## [Material provided]

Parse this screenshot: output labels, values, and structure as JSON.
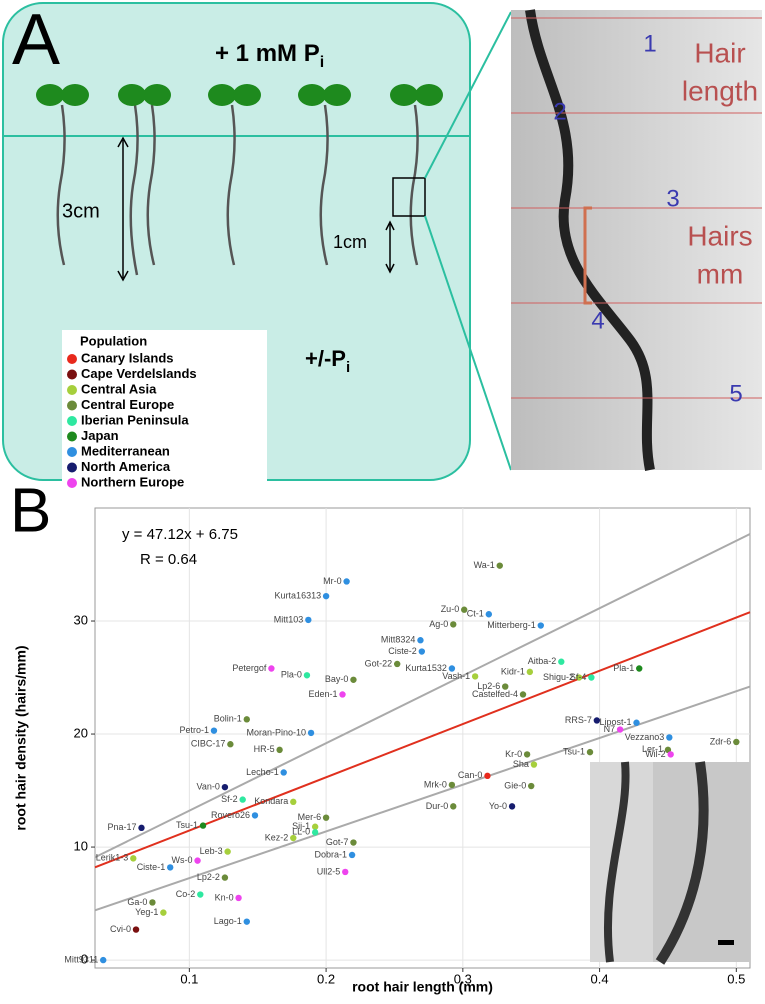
{
  "panel_a": {
    "letter": "A",
    "top_label": "+ 1 mM P",
    "top_sub": "i",
    "arrow_long": "3cm",
    "arrow_short": "1cm",
    "bottom_label": "+/-P",
    "bottom_sub": "i",
    "legend_title": "Population",
    "photo": {
      "numbers": [
        "1",
        "2",
        "3",
        "4",
        "5"
      ],
      "hair_length": [
        "Hair",
        "length"
      ],
      "hairs_mm": [
        "Hairs",
        "mm"
      ]
    }
  },
  "chart_data": {
    "type": "scatter",
    "letter": "B",
    "annotations": [
      "y = 47.12x + 6.75",
      "R = 0.64"
    ],
    "fit": {
      "slope": 47.12,
      "intercept": 6.75
    },
    "bands": [
      {
        "x": [
          0.031,
          0.51
        ],
        "values": [
          9.1,
          37.7
        ]
      },
      {
        "x": [
          0.031,
          0.51
        ],
        "values": [
          4.4,
          24.2
        ]
      }
    ],
    "x_label": "root hair length (mm)",
    "y_label": "root hair density (hairs/mm)",
    "xlim": [
      0.031,
      0.51
    ],
    "ylim": [
      -0.7,
      40
    ],
    "xticks": [
      {
        "value": 0.1,
        "label": "0.1"
      },
      {
        "value": 0.2,
        "label": "0.2"
      },
      {
        "value": 0.3,
        "label": "0.3"
      },
      {
        "value": 0.4,
        "label": "0.4"
      },
      {
        "value": 0.5,
        "label": "0.5"
      }
    ],
    "yticks": [
      0,
      10,
      20,
      30
    ],
    "grid": true,
    "series": [
      {
        "name": "Canary Islands",
        "color": "#e8291c",
        "x": [
          0.318
        ],
        "values": [
          16.3
        ],
        "labels": [
          "Can-0"
        ]
      },
      {
        "name": "Cape Verdelslands",
        "color": "#7a1010",
        "x": [
          0.061
        ],
        "values": [
          2.7
        ],
        "labels": [
          "Cvi-0"
        ]
      },
      {
        "name": "Central Asia",
        "color": "#a6cf3c",
        "x": [
          0.349,
          0.309,
          0.385,
          0.352,
          0.176,
          0.192,
          0.176,
          0.128,
          0.059,
          0.081
        ],
        "values": [
          25.5,
          25.1,
          25.0,
          17.3,
          14.0,
          11.8,
          10.8,
          9.6,
          9.0,
          4.2
        ],
        "labels": [
          "Kidr-1",
          "Vash-1",
          "Shigu-2",
          "Sha",
          "Kondara",
          "Sij-1",
          "Kez-2",
          "Leb-3",
          "Lerik1-3",
          "Yeg-1"
        ]
      },
      {
        "name": "Central Europe",
        "color": "#6b8b3a",
        "x": [
          0.327,
          0.301,
          0.293,
          0.252,
          0.22,
          0.331,
          0.344,
          0.142,
          0.5,
          0.13,
          0.166,
          0.45,
          0.393,
          0.347,
          0.292,
          0.35,
          0.293,
          0.2,
          0.22,
          0.126,
          0.073
        ],
        "values": [
          34.9,
          31.0,
          29.7,
          26.2,
          24.8,
          24.2,
          23.5,
          21.3,
          19.3,
          19.1,
          18.6,
          18.6,
          18.4,
          18.2,
          15.5,
          15.4,
          13.6,
          12.6,
          10.4,
          7.3,
          5.1
        ],
        "labels": [
          "Wa-1",
          "Zu-0",
          "Ag-0",
          "Got-22",
          "Bay-0",
          "Lp2-6",
          "Castelfed-4",
          "Bolin-1",
          "Zdr-6",
          "CIBC-17",
          "HR-5",
          "Ler-1",
          "Tsu-1",
          "Kr-0",
          "Mrk-0",
          "Gie-0",
          "Dur-0",
          "Mer-6",
          "Got-7",
          "Lp2-2",
          "Ga-0"
        ]
      },
      {
        "name": "Iberian Peninsula",
        "color": "#2ee8a0",
        "x": [
          0.372,
          0.186,
          0.394,
          0.139,
          0.192,
          0.108
        ],
        "values": [
          26.4,
          25.2,
          25.0,
          14.2,
          11.3,
          5.8
        ],
        "labels": [
          "Aitba-2",
          "Pla-0",
          "Sf-4",
          "Sf-2",
          "LL-0",
          "Co-2"
        ]
      },
      {
        "name": "Japan",
        "color": "#1e8a1e",
        "x": [
          0.429,
          0.11
        ],
        "values": [
          25.8,
          11.9
        ],
        "labels": [
          "Pla-1",
          "Tsu-1"
        ]
      },
      {
        "name": "Mediterranean",
        "color": "#2f8fe0",
        "x": [
          0.215,
          0.2,
          0.319,
          0.187,
          0.357,
          0.269,
          0.27,
          0.292,
          0.451,
          0.118,
          0.189,
          0.427,
          0.169,
          0.148,
          0.086,
          0.219,
          0.142,
          0.037
        ],
        "values": [
          33.5,
          32.2,
          30.6,
          30.1,
          29.6,
          28.3,
          27.3,
          25.8,
          19.7,
          20.3,
          20.1,
          21.0,
          16.6,
          12.8,
          8.2,
          9.3,
          3.4,
          0.0
        ],
        "labels": [
          "Mr-0",
          "Kurta16313",
          "Ct-1",
          "Mitt103",
          "Mitterberg-1",
          "Mitt8324",
          "Ciste-2",
          "Kurta1532",
          "Vezzano3",
          "Petro-1",
          "Moran-Pino-10",
          "Lipost-1",
          "Lecho-1",
          "Rovero26",
          "Ciste-1",
          "Dobra-1",
          "Lago-1",
          "Mitt9311"
        ]
      },
      {
        "name": "North America",
        "color": "#161c6e",
        "x": [
          0.398,
          0.126,
          0.336,
          0.065
        ],
        "values": [
          21.2,
          15.3,
          13.6,
          11.7
        ],
        "labels": [
          "RRS-7",
          "Van-0",
          "Yo-0",
          "Pna-17"
        ]
      },
      {
        "name": "Northern Europe",
        "color": "#ee44ee",
        "x": [
          0.16,
          0.212,
          0.415,
          0.452,
          0.106,
          0.214,
          0.136
        ],
        "values": [
          25.8,
          23.5,
          20.4,
          18.2,
          8.8,
          7.8,
          5.5
        ],
        "labels": [
          "Petergof",
          "Eden-1",
          "N7",
          "Wil-2",
          "Ws-0",
          "Ull2-5",
          "Kn-0"
        ]
      }
    ]
  }
}
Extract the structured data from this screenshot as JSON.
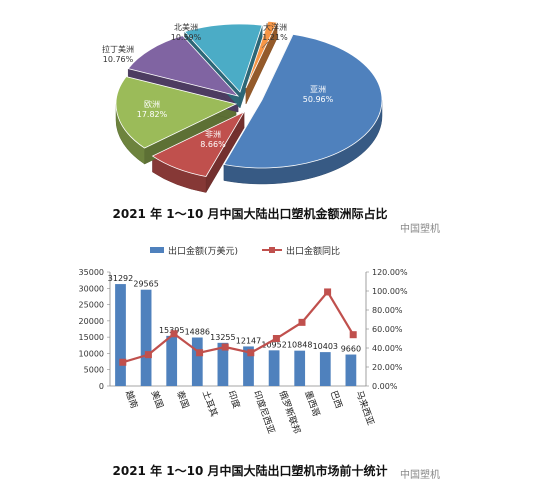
{
  "chart_data": [
    {
      "type": "pie",
      "title": "2021 年 1～10 月中国大陆出口塑机金额洲际占比",
      "slices": [
        {
          "label": "亚洲",
          "pct_label": "50.96%",
          "value": 50.96,
          "color": "#4f81bd"
        },
        {
          "label": "非洲",
          "pct_label": "8.66%",
          "value": 8.66,
          "color": "#c0504d"
        },
        {
          "label": "欧洲",
          "pct_label": "17.82%",
          "value": 17.82,
          "color": "#9bbb59"
        },
        {
          "label": "拉丁美洲",
          "pct_label": "10.76%",
          "value": 10.76,
          "color": "#8064a2"
        },
        {
          "label": "北美洲",
          "pct_label": "10.59%",
          "value": 10.59,
          "color": "#4bacc6"
        },
        {
          "label": "大洋洲",
          "pct_label": "1.21%",
          "value": 1.21,
          "color": "#f79646"
        }
      ]
    },
    {
      "type": "bar",
      "title": "2021 年 1～10 月中国大陆出口塑机市场前十统计",
      "categories": [
        "越南",
        "美国",
        "泰国",
        "土耳其",
        "印度",
        "印度尼西亚",
        "俄罗斯联邦",
        "墨西哥",
        "巴西",
        "马来西亚"
      ],
      "series": [
        {
          "name": "出口金额(万美元)",
          "values": [
            31292,
            29565,
            15395,
            14886,
            13255,
            12147,
            10952,
            10848,
            10403,
            9660
          ],
          "labels": [
            "31292",
            "29565",
            "15395",
            "14886",
            "13255",
            "12147",
            "10952",
            "10848",
            "10403",
            "9660"
          ],
          "color": "#4f81bd"
        },
        {
          "name": "出口金额同比",
          "values": [
            25,
            33,
            55,
            35,
            41,
            35,
            50,
            67,
            99,
            54
          ],
          "color": "#c0504d"
        }
      ],
      "ylim": [
        0,
        35000
      ],
      "yticks": [
        "0",
        "5000",
        "10000",
        "15000",
        "20000",
        "25000",
        "30000",
        "35000"
      ],
      "y2lim": [
        0,
        120
      ],
      "y2ticks": [
        "0.00%",
        "20.00%",
        "40.00%",
        "60.00%",
        "80.00%",
        "100.00%",
        "120.00%"
      ],
      "legend": "top"
    }
  ],
  "watermark": "中国塑机"
}
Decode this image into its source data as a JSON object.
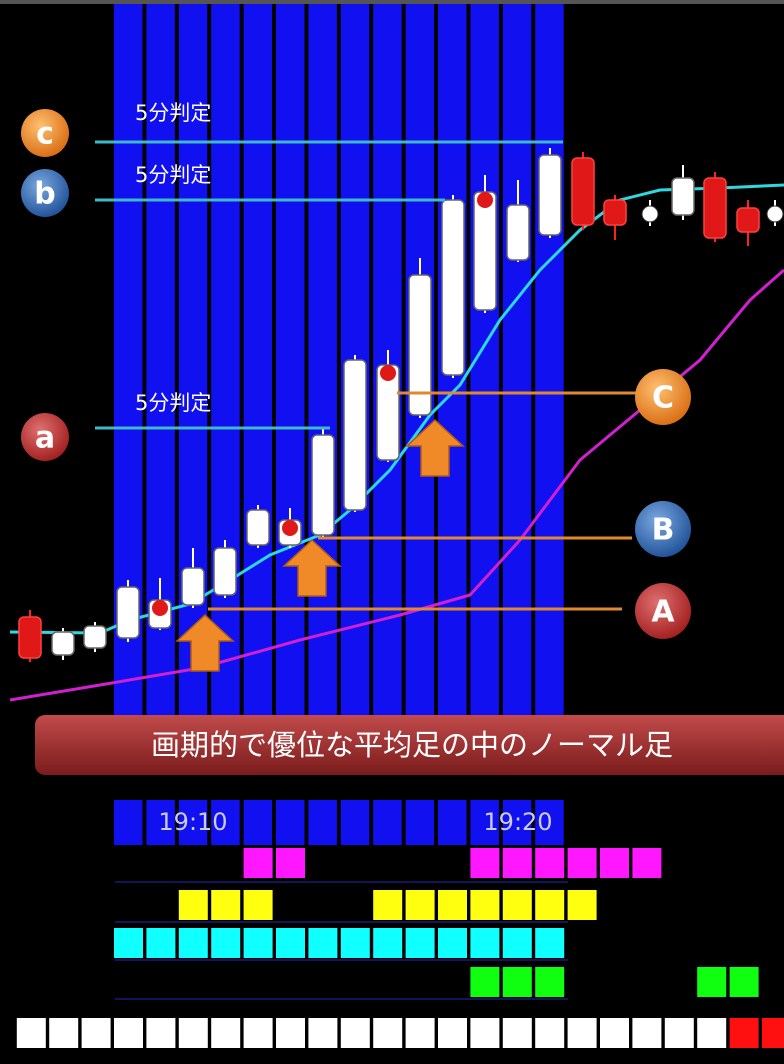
{
  "annotations": [
    {
      "marker": "c",
      "text": "5分判定"
    },
    {
      "marker": "b",
      "text": "5分判定"
    },
    {
      "marker": "a",
      "text": "5分判定"
    }
  ],
  "entries": [
    "C",
    "B",
    "A"
  ],
  "banner": "画期的で優位な平均足の中のノーマル足",
  "times": [
    "19:10",
    "19:20"
  ]
}
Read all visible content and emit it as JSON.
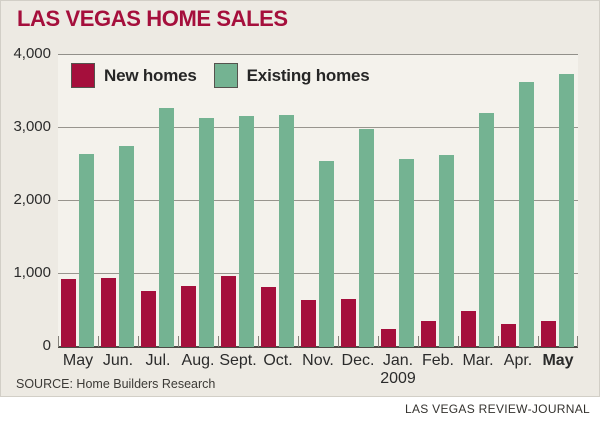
{
  "title": "LAS VEGAS HOME SALES",
  "source": "SOURCE: Home Builders Research",
  "credit": "LAS VEGAS REVIEW-JOURNAL",
  "legend": {
    "items": [
      {
        "label": "New homes",
        "color": "#a50f3c"
      },
      {
        "label": "Existing homes",
        "color": "#74b392"
      }
    ]
  },
  "colors": {
    "panel_background": "#edeae3",
    "plot_background": "#f4f2ec",
    "new_homes": "#a50f3c",
    "existing_homes": "#74b392",
    "title_text": "#a50f3c",
    "gridline": "#98958e",
    "axis_line": "#4d4b46",
    "label_text": "#2b2b2b"
  },
  "chart_data": {
    "type": "bar",
    "title": "LAS VEGAS HOME SALES",
    "categories": [
      "May",
      "Jun.",
      "Jul.",
      "Aug.",
      "Sept.",
      "Oct.",
      "Nov.",
      "Dec.",
      "Jan.",
      "Feb.",
      "Mar.",
      "Apr.",
      "May"
    ],
    "year_label": {
      "text": "2009",
      "under_index": 8
    },
    "last_category_bold": true,
    "series": [
      {
        "name": "New homes",
        "color": "#a50f3c",
        "values": [
          930,
          940,
          770,
          840,
          970,
          820,
          650,
          660,
          250,
          350,
          490,
          320,
          360
        ]
      },
      {
        "name": "Existing homes",
        "color": "#74b392",
        "values": [
          2640,
          2750,
          3270,
          3140,
          3170,
          3180,
          2550,
          2980,
          2580,
          2630,
          3200,
          3630,
          3740
        ]
      }
    ],
    "xlabel": "",
    "ylabel": "",
    "ylim": [
      0,
      4000
    ],
    "yticks": [
      0,
      1000,
      2000,
      3000,
      4000
    ],
    "ytick_labels": [
      "0",
      "1,000",
      "2,000",
      "3,000",
      "4,000"
    ],
    "grid": true,
    "legend_position": "top-left-inside",
    "source": "Home Builders Research"
  }
}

## [Job]
How many lines in the data contain the string "Builders"? Respond with the number only.

## [Reply]
2